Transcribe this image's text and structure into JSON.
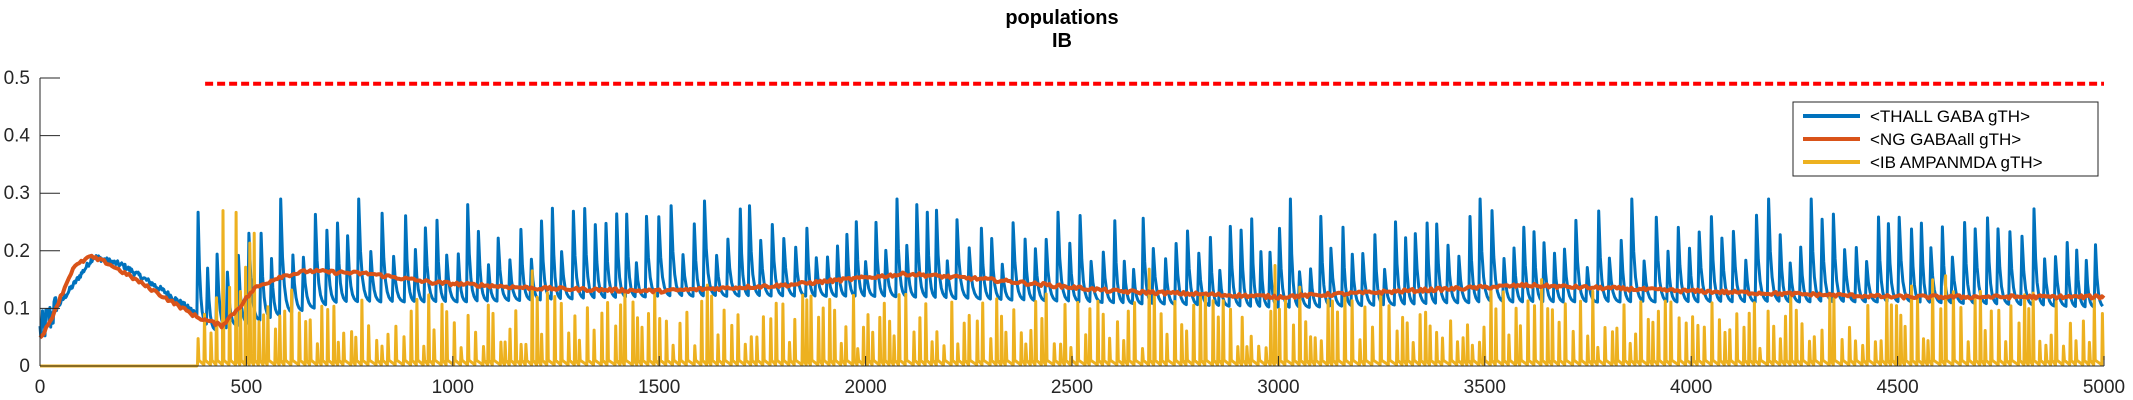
{
  "chart_data": {
    "type": "line",
    "title": "populations",
    "subtitle": "IB",
    "xlabel": "",
    "ylabel": "",
    "xlim": [
      0,
      5000
    ],
    "ylim": [
      0,
      0.5
    ],
    "xticks": [
      0,
      500,
      1000,
      1500,
      2000,
      2500,
      3000,
      3500,
      4000,
      4500,
      5000
    ],
    "yticks": [
      0,
      0.1,
      0.2,
      0.3,
      0.4,
      0.5
    ],
    "xtick_labels": [
      "0",
      "500",
      "1000",
      "1500",
      "2000",
      "2500",
      "3000",
      "3500",
      "4000",
      "4500",
      "5000"
    ],
    "ytick_labels": [
      "0",
      "0.1",
      "0.2",
      "0.3",
      "0.4",
      "0.5"
    ],
    "legend_position": "top-right",
    "grid": false,
    "series": [
      {
        "name": "<THALL GABA gTH>",
        "color": "#0072BD",
        "description": "oscillating trace, ~0.08-0.25 with spikes up to 0.29",
        "baseline": [
          [
            0,
            0.06
          ],
          [
            40,
            0.1
          ],
          [
            130,
            0.19
          ],
          [
            200,
            0.175
          ],
          [
            300,
            0.13
          ],
          [
            360,
            0.1
          ],
          [
            400,
            0.08
          ],
          [
            700,
            0.13
          ],
          [
            1000,
            0.13
          ],
          [
            1500,
            0.14
          ],
          [
            2000,
            0.14
          ],
          [
            2500,
            0.13
          ],
          [
            3000,
            0.12
          ],
          [
            3500,
            0.13
          ],
          [
            4000,
            0.13
          ],
          [
            4500,
            0.13
          ],
          [
            5000,
            0.12
          ]
        ],
        "peaks": [
          [
            100,
            0.2
          ],
          [
            1000,
            0.28
          ],
          [
            2280,
            0.29
          ],
          [
            3350,
            0.27
          ],
          [
            4550,
            0.26
          ],
          [
            5000,
            0.24
          ]
        ]
      },
      {
        "name": "<NG GABAall gTH>",
        "color": "#D95319",
        "description": "smooth trace",
        "points": [
          [
            0,
            0.05
          ],
          [
            20,
            0.07
          ],
          [
            50,
            0.12
          ],
          [
            80,
            0.17
          ],
          [
            120,
            0.19
          ],
          [
            160,
            0.18
          ],
          [
            220,
            0.155
          ],
          [
            300,
            0.12
          ],
          [
            380,
            0.085
          ],
          [
            440,
            0.07
          ],
          [
            480,
            0.1
          ],
          [
            520,
            0.135
          ],
          [
            580,
            0.155
          ],
          [
            650,
            0.165
          ],
          [
            800,
            0.16
          ],
          [
            950,
            0.145
          ],
          [
            1200,
            0.135
          ],
          [
            1500,
            0.13
          ],
          [
            1800,
            0.14
          ],
          [
            2100,
            0.16
          ],
          [
            2300,
            0.15
          ],
          [
            2600,
            0.13
          ],
          [
            3000,
            0.12
          ],
          [
            3300,
            0.13
          ],
          [
            3600,
            0.14
          ],
          [
            4000,
            0.13
          ],
          [
            4500,
            0.12
          ],
          [
            5000,
            0.12
          ]
        ]
      },
      {
        "name": "<IB AMPANMDA gTH>",
        "color": "#EDB120",
        "description": "near zero until ~380 ms, then spiking trace with peaks 0.05-0.18 (max 0.28 near 480)",
        "points": [
          [
            0,
            0.0
          ],
          [
            380,
            0.0
          ],
          [
            480,
            0.28
          ],
          [
            1000,
            0.12
          ],
          [
            2000,
            0.12
          ],
          [
            3000,
            0.12
          ],
          [
            4000,
            0.12
          ],
          [
            5000,
            0.1
          ]
        ]
      },
      {
        "name": "threshold",
        "color": "#FF0000",
        "style": "dashed",
        "in_legend": false,
        "points": [
          [
            400,
            0.49
          ],
          [
            5000,
            0.49
          ]
        ]
      }
    ]
  }
}
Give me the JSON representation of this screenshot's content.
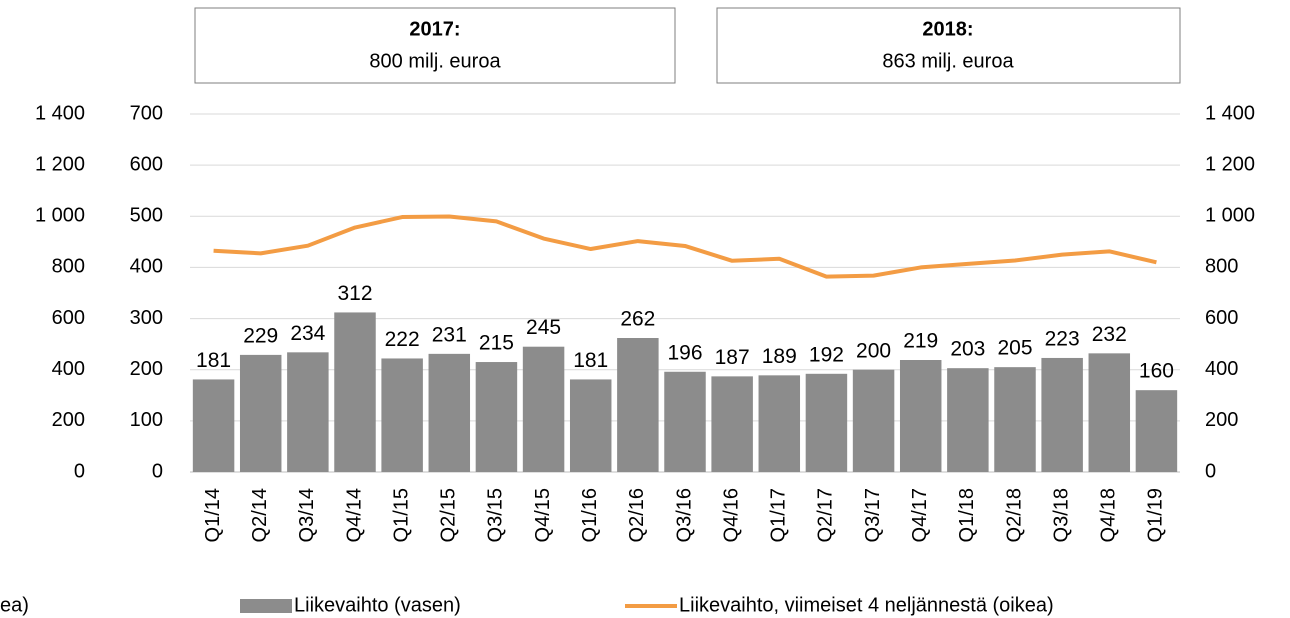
{
  "chart_data": {
    "type": "bar",
    "categories": [
      "Q1/14",
      "Q2/14",
      "Q3/14",
      "Q4/14",
      "Q1/15",
      "Q2/15",
      "Q3/15",
      "Q4/15",
      "Q1/16",
      "Q2/16",
      "Q3/16",
      "Q4/16",
      "Q1/17",
      "Q2/17",
      "Q3/17",
      "Q4/17",
      "Q1/18",
      "Q2/18",
      "Q3/18",
      "Q4/18",
      "Q1/19"
    ],
    "series": [
      {
        "name": "Liikevaihto (vasen)",
        "type": "bar",
        "color": "#8c8c8c",
        "axis": "y",
        "values": [
          181,
          229,
          234,
          312,
          222,
          231,
          215,
          245,
          181,
          262,
          196,
          187,
          189,
          192,
          200,
          219,
          203,
          205,
          223,
          232,
          160
        ]
      },
      {
        "name": "Liikevaihto, viimeiset 4 neljännestä (oikea)",
        "type": "line",
        "color": "#f39c44",
        "axis": "y2",
        "values": [
          865,
          855,
          885,
          956,
          997,
          999,
          980,
          913,
          872,
          903,
          884,
          826,
          834,
          764,
          768,
          800,
          814,
          827,
          850,
          863,
          820
        ]
      }
    ],
    "ylim": [
      0,
      700
    ],
    "yticks": [
      0,
      100,
      200,
      300,
      400,
      500,
      600,
      700
    ],
    "y2lim": [
      0,
      1400
    ],
    "y2ticks": [
      0,
      200,
      400,
      600,
      800,
      {
        "value": 1000,
        "label": "1 000"
      },
      {
        "value": 1200,
        "label": "1 200"
      },
      {
        "value": 1400,
        "label": "1 400"
      }
    ],
    "y3lim": [
      0,
      1400
    ],
    "y3ticks": [
      0,
      200,
      400,
      600,
      800,
      {
        "value": 1000,
        "label": "1 000"
      },
      {
        "value": 1200,
        "label": "1 200"
      },
      {
        "value": 1400,
        "label": "1 400"
      }
    ],
    "grid": true,
    "annotations": [
      {
        "title": "2017:",
        "text": "800 milj. euroa"
      },
      {
        "title": "2018:",
        "text": "863 milj. euroa"
      }
    ],
    "cropped_text": "ea)"
  }
}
* * *
Required task →
Pictures in the records should not appear in your copy, but everything else must be transcribed exactly.

Answer to this task →
Transcribe this image's text and structure into JSON.
{
  "chart_data": {
    "type": "line",
    "title": "populations",
    "subtitle": "IB",
    "xlabel": "",
    "ylabel": "",
    "xlim": [
      0,
      5000
    ],
    "ylim": [
      0,
      0.5
    ],
    "xticks": [
      0,
      500,
      1000,
      1500,
      2000,
      2500,
      3000,
      3500,
      4000,
      4500,
      5000
    ],
    "yticks": [
      0,
      0.1,
      0.2,
      0.3,
      0.4,
      0.5
    ],
    "xtick_labels": [
      "0",
      "500",
      "1000",
      "1500",
      "2000",
      "2500",
      "3000",
      "3500",
      "4000",
      "4500",
      "5000"
    ],
    "ytick_labels": [
      "0",
      "0.1",
      "0.2",
      "0.3",
      "0.4",
      "0.5"
    ],
    "legend_position": "top-right",
    "grid": false,
    "series": [
      {
        "name": "<THALL GABA gTH>",
        "color": "#0072BD",
        "description": "oscillating trace, ~0.08-0.25 with spikes up to 0.29",
        "baseline": [
          [
            0,
            0.06
          ],
          [
            40,
            0.1
          ],
          [
            130,
            0.19
          ],
          [
            200,
            0.175
          ],
          [
            300,
            0.13
          ],
          [
            360,
            0.1
          ],
          [
            400,
            0.08
          ],
          [
            700,
            0.13
          ],
          [
            1000,
            0.13
          ],
          [
            1500,
            0.14
          ],
          [
            2000,
            0.14
          ],
          [
            2500,
            0.13
          ],
          [
            3000,
            0.12
          ],
          [
            3500,
            0.13
          ],
          [
            4000,
            0.13
          ],
          [
            4500,
            0.13
          ],
          [
            5000,
            0.12
          ]
        ],
        "peaks": [
          [
            100,
            0.2
          ],
          [
            1000,
            0.28
          ],
          [
            2280,
            0.29
          ],
          [
            3350,
            0.27
          ],
          [
            4550,
            0.26
          ],
          [
            5000,
            0.24
          ]
        ]
      },
      {
        "name": "<NG GABAall gTH>",
        "color": "#D95319",
        "description": "smooth trace",
        "points": [
          [
            0,
            0.05
          ],
          [
            20,
            0.07
          ],
          [
            50,
            0.12
          ],
          [
            80,
            0.17
          ],
          [
            120,
            0.19
          ],
          [
            160,
            0.18
          ],
          [
            220,
            0.155
          ],
          [
            300,
            0.12
          ],
          [
            380,
            0.085
          ],
          [
            440,
            0.07
          ],
          [
            480,
            0.1
          ],
          [
            520,
            0.135
          ],
          [
            580,
            0.155
          ],
          [
            650,
            0.165
          ],
          [
            800,
            0.16
          ],
          [
            950,
            0.145
          ],
          [
            1200,
            0.135
          ],
          [
            1500,
            0.13
          ],
          [
            1800,
            0.14
          ],
          [
            2100,
            0.16
          ],
          [
            2300,
            0.15
          ],
          [
            2600,
            0.13
          ],
          [
            3000,
            0.12
          ],
          [
            3300,
            0.13
          ],
          [
            3600,
            0.14
          ],
          [
            4000,
            0.13
          ],
          [
            4500,
            0.12
          ],
          [
            5000,
            0.12
          ]
        ]
      },
      {
        "name": "<IB AMPANMDA gTH>",
        "color": "#EDB120",
        "description": "near zero until ~380 ms, then spiking trace with peaks 0.05-0.18 (max 0.28 near 480)",
        "points": [
          [
            0,
            0.0
          ],
          [
            380,
            0.0
          ],
          [
            480,
            0.28
          ],
          [
            1000,
            0.12
          ],
          [
            2000,
            0.12
          ],
          [
            3000,
            0.12
          ],
          [
            4000,
            0.12
          ],
          [
            5000,
            0.1
          ]
        ]
      },
      {
        "name": "threshold",
        "color": "#FF0000",
        "style": "dashed",
        "in_legend": false,
        "points": [
          [
            400,
            0.49
          ],
          [
            5000,
            0.49
          ]
        ]
      }
    ]
  }
}
Give me the JSON representation of this screenshot's content.
{
  "chart_data": {
    "type": "bar",
    "categories": [
      "Q1/14",
      "Q2/14",
      "Q3/14",
      "Q4/14",
      "Q1/15",
      "Q2/15",
      "Q3/15",
      "Q4/15",
      "Q1/16",
      "Q2/16",
      "Q3/16",
      "Q4/16",
      "Q1/17",
      "Q2/17",
      "Q3/17",
      "Q4/17",
      "Q1/18",
      "Q2/18",
      "Q3/18",
      "Q4/18",
      "Q1/19"
    ],
    "series": [
      {
        "name": "Liikevaihto (vasen)",
        "type": "bar",
        "color": "#8c8c8c",
        "axis": "y",
        "values": [
          181,
          229,
          234,
          312,
          222,
          231,
          215,
          245,
          181,
          262,
          196,
          187,
          189,
          192,
          200,
          219,
          203,
          205,
          223,
          232,
          160
        ]
      },
      {
        "name": "Liikevaihto, viimeiset 4 neljännestä (oikea)",
        "type": "line",
        "color": "#f39c44",
        "axis": "y2",
        "values": [
          865,
          855,
          885,
          956,
          997,
          999,
          980,
          913,
          872,
          903,
          884,
          826,
          834,
          764,
          768,
          800,
          814,
          827,
          850,
          863,
          820
        ]
      }
    ],
    "ylim": [
      0,
      700
    ],
    "yticks": [
      0,
      100,
      200,
      300,
      400,
      500,
      600,
      700
    ],
    "y2lim": [
      0,
      1400
    ],
    "y2ticks": [
      0,
      200,
      400,
      600,
      800,
      {
        "value": 1000,
        "label": "1 000"
      },
      {
        "value": 1200,
        "label": "1 200"
      },
      {
        "value": 1400,
        "label": "1 400"
      }
    ],
    "y3lim": [
      0,
      1400
    ],
    "y3ticks": [
      0,
      200,
      400,
      600,
      800,
      {
        "value": 1000,
        "label": "1 000"
      },
      {
        "value": 1200,
        "label": "1 200"
      },
      {
        "value": 1400,
        "label": "1 400"
      }
    ],
    "grid": true,
    "annotations": [
      {
        "title": "2017:",
        "text": "800 milj. euroa"
      },
      {
        "title": "2018:",
        "text": "863 milj. euroa"
      }
    ],
    "cropped_text": "ea)"
  }
}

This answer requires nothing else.